--- Problem statement ---
Write out the whole listing word for word.

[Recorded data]
============================================================

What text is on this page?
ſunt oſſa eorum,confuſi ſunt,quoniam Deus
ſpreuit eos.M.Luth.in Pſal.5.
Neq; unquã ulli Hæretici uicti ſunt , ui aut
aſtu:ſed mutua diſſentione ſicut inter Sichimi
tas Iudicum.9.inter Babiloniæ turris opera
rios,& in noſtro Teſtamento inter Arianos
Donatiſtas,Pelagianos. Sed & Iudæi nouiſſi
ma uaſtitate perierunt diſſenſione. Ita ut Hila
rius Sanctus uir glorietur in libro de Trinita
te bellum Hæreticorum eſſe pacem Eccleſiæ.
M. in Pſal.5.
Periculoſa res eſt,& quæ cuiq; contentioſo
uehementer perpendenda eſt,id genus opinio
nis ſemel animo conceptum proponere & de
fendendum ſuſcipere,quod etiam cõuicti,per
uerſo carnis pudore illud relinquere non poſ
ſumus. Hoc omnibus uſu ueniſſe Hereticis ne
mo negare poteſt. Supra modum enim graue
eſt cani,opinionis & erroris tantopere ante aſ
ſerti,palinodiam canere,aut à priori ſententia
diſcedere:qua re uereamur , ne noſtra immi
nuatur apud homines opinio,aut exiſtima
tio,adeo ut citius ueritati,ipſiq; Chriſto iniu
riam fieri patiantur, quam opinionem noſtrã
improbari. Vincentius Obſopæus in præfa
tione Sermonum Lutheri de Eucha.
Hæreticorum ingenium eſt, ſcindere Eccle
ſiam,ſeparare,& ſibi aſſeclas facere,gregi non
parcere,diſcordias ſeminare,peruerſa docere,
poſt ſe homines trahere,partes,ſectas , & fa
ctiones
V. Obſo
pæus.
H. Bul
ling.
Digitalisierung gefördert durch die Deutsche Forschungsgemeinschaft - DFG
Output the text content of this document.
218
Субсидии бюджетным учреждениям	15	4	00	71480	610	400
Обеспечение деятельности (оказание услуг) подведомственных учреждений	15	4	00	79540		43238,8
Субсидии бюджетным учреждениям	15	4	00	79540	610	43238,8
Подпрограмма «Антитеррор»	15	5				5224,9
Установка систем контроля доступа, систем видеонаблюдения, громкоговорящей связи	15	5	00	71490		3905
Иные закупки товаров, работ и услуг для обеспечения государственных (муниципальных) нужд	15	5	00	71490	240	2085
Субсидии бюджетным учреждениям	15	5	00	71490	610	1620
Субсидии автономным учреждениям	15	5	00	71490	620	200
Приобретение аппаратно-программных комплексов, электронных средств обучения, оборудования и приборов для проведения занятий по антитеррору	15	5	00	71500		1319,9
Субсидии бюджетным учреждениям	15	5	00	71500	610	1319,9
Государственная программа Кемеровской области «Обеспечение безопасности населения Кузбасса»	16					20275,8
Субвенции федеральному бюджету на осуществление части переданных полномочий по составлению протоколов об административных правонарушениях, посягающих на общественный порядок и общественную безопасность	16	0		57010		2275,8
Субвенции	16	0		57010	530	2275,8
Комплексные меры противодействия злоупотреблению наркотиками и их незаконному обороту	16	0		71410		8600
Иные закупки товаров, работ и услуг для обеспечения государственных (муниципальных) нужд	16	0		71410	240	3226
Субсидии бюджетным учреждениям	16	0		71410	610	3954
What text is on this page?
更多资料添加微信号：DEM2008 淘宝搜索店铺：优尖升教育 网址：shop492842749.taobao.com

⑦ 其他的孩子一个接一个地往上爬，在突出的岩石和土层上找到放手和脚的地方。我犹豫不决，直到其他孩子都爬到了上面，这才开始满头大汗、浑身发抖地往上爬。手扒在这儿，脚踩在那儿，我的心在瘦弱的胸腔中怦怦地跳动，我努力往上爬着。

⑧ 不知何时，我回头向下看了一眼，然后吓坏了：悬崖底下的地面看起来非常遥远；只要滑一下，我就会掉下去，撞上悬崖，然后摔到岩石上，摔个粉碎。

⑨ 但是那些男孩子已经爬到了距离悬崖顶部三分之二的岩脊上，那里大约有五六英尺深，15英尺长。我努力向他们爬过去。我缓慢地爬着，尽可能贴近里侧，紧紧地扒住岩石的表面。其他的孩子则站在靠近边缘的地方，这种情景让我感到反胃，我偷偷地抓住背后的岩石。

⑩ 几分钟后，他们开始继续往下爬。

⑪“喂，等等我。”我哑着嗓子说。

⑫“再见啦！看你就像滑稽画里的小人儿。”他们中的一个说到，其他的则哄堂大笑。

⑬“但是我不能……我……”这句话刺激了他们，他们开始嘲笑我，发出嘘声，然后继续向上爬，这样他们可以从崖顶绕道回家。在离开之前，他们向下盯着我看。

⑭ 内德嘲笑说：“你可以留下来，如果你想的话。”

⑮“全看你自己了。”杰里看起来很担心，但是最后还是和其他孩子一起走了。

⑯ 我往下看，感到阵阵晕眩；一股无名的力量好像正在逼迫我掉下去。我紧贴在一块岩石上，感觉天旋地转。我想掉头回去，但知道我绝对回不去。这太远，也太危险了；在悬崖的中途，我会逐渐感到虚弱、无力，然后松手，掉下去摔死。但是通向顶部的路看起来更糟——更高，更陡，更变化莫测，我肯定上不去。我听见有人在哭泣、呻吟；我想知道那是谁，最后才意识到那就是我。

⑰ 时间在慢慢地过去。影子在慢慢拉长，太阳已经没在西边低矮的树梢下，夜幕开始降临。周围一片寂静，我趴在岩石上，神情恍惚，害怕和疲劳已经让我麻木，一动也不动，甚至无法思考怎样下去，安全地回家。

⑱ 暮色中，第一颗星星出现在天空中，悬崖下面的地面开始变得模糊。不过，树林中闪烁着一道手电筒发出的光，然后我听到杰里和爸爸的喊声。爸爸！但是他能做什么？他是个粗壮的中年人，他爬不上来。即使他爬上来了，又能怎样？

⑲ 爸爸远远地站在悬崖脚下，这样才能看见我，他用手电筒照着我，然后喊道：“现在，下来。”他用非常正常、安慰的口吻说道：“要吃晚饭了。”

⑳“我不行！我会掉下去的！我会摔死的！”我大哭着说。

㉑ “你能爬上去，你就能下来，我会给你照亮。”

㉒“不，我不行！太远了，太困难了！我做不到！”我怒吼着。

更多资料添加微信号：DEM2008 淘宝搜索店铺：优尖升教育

============================================================

--- Worked answer ---
What text is on this page?
ſunt oſſa eorum,confuſi ſunt,quoniam Deus
ſpreuit eos.M.Luth.in Pſal.5.
Neq; unquã ulli Hæretici uicti ſunt , ui aut
aſtu:ſed mutua diſſentione ſicut inter Sichimi
tas Iudicum.9.inter Babiloniæ turris opera
rios,& in noſtro Teſtamento inter Arianos
Donatiſtas,Pelagianos. Sed & Iudæi nouiſſi
ma uaſtitate perierunt diſſenſione. Ita ut Hila
rius Sanctus uir glorietur in libro de Trinita
te bellum Hæreticorum eſſe pacem Eccleſiæ.
M. in Pſal.5.
Periculoſa res eſt,& quæ cuiq; contentioſo
uehementer perpendenda eſt,id genus opinio
nis ſemel animo conceptum proponere & de
fendendum ſuſcipere,quod etiam cõuicti,per
uerſo carnis pudore illud relinquere non poſ
ſumus. Hoc omnibus uſu ueniſſe Hereticis ne
mo negare poteſt. Supra modum enim graue
eſt cani,opinionis & erroris tantopere ante aſ
ſerti,palinodiam canere,aut à priori ſententia
diſcedere:qua re uereamur , ne noſtra immi
nuatur apud homines opinio,aut exiſtima
tio,adeo ut citius ueritati,ipſiq; Chriſto iniu
riam fieri patiantur, quam opinionem noſtrã
improbari. Vincentius Obſopæus in præfa
tione Sermonum Lutheri de Eucha.
Hæreticorum ingenium eſt, ſcindere Eccle
ſiam,ſeparare,& ſibi aſſeclas facere,gregi non
parcere,diſcordias ſeminare,peruerſa docere,
poſt ſe homines trahere,partes,ſectas , & fa
ctiones
V. Obſo
pæus.
H. Bul
ling.
Digitalisierung gefördert durch die Deutsche Forschungsgemeinschaft - DFG
Output the text content of this document.
218
Субсидии бюджетным учреждениям	15	4	00	71480	610	400
Обеспечение деятельности (оказание услуг) подведомственных учреждений	15	4	00	79540		43238,8
Субсидии бюджетным учреждениям	15	4	00	79540	610	43238,8
Подпрограмма «Антитеррор»	15	5				5224,9
Установка систем контроля доступа, систем видеонаблюдения, громкоговорящей связи	15	5	00	71490		3905
Иные закупки товаров, работ и услуг для обеспечения государственных (муниципальных) нужд	15	5	00	71490	240	2085
Субсидии бюджетным учреждениям	15	5	00	71490	610	1620
Субсидии автономным учреждениям	15	5	00	71490	620	200
Приобретение аппаратно-программных комплексов, электронных средств обучения, оборудования и приборов для проведения занятий по антитеррору	15	5	00	71500		1319,9
Субсидии бюджетным учреждениям	15	5	00	71500	610	1319,9
Государственная программа Кемеровской области «Обеспечение безопасности населения Кузбасса»	16					20275,8
Субвенции федеральному бюджету на осуществление части переданных полномочий по составлению протоколов об административных правонарушениях, посягающих на общественный порядок и общественную безопасность	16	0		57010		2275,8
Субвенции	16	0		57010	530	2275,8
Комплексные меры противодействия злоупотреблению наркотиками и их незаконному обороту	16	0		71410		8600
Иные закупки товаров, работ и услуг для обеспечения государственных (муниципальных) нужд	16	0		71410	240	3226
Субсидии бюджетным учреждениям	16	0		71410	610	3954
What text is on this page?
更多资料添加微信号：DEM2008 淘宝搜索店铺：优尖升教育 网址：shop492842749.taobao.com

⑦ 其他的孩子一个接一个地往上爬，在突出的岩石和土层上找到放手和脚的地方。我犹豫不决，直到其他孩子都爬到了上面，这才开始满头大汗、浑身发抖地往上爬。手扒在这儿，脚踩在那儿，我的心在瘦弱的胸腔中怦怦地跳动，我努力往上爬着。

⑧ 不知何时，我回头向下看了一眼，然后吓坏了：悬崖底下的地面看起来非常遥远；只要滑一下，我就会掉下去，撞上悬崖，然后摔到岩石上，摔个粉碎。

⑨ 但是那些男孩子已经爬到了距离悬崖顶部三分之二的岩脊上，那里大约有五六英尺深，15英尺长。我努力向他们爬过去。我缓慢地爬着，尽可能贴近里侧，紧紧地扒住岩石的表面。其他的孩子则站在靠近边缘的地方，这种情景让我感到反胃，我偷偷地抓住背后的岩石。

⑩ 几分钟后，他们开始继续往下爬。

⑪“喂，等等我。”我哑着嗓子说。

⑫“再见啦！看你就像滑稽画里的小人儿。”他们中的一个说到，其他的则哄堂大笑。

⑬“但是我不能……我……”这句话刺激了他们，他们开始嘲笑我，发出嘘声，然后继续向上爬，这样他们可以从崖顶绕道回家。在离开之前，他们向下盯着我看。

⑭ 内德嘲笑说：“你可以留下来，如果你想的话。”

⑮“全看你自己了。”杰里看起来很担心，但是最后还是和其他孩子一起走了。

⑯ 我往下看，感到阵阵晕眩；一股无名的力量好像正在逼迫我掉下去。我紧贴在一块岩石上，感觉天旋地转。我想掉头回去，但知道我绝对回不去。这太远，也太危险了；在悬崖的中途，我会逐渐感到虚弱、无力，然后松手，掉下去摔死。但是通向顶部的路看起来更糟——更高，更陡，更变化莫测，我肯定上不去。我听见有人在哭泣、呻吟；我想知道那是谁，最后才意识到那就是我。

⑰ 时间在慢慢地过去。影子在慢慢拉长，太阳已经没在西边低矮的树梢下，夜幕开始降临。周围一片寂静，我趴在岩石上，神情恍惚，害怕和疲劳已经让我麻木，一动也不动，甚至无法思考怎样下去，安全地回家。

⑱ 暮色中，第一颗星星出现在天空中，悬崖下面的地面开始变得模糊。不过，树林中闪烁着一道手电筒发出的光，然后我听到杰里和爸爸的喊声。爸爸！但是他能做什么？他是个粗壮的中年人，他爬不上来。即使他爬上来了，又能怎样？

⑲ 爸爸远远地站在悬崖脚下，这样才能看见我，他用手电筒照着我，然后喊道：“现在，下来。”他用非常正常、安慰的口吻说道：“要吃晚饭了。”

⑳“我不行！我会掉下去的！我会摔死的！”我大哭着说。

㉑ “你能爬上去，你就能下来，我会给你照亮。”

㉒“不，我不行！太远了，太困难了！我做不到！”我怒吼着。

更多资料添加微信号：DEM2008 淘宝搜索店铺：优尖升教育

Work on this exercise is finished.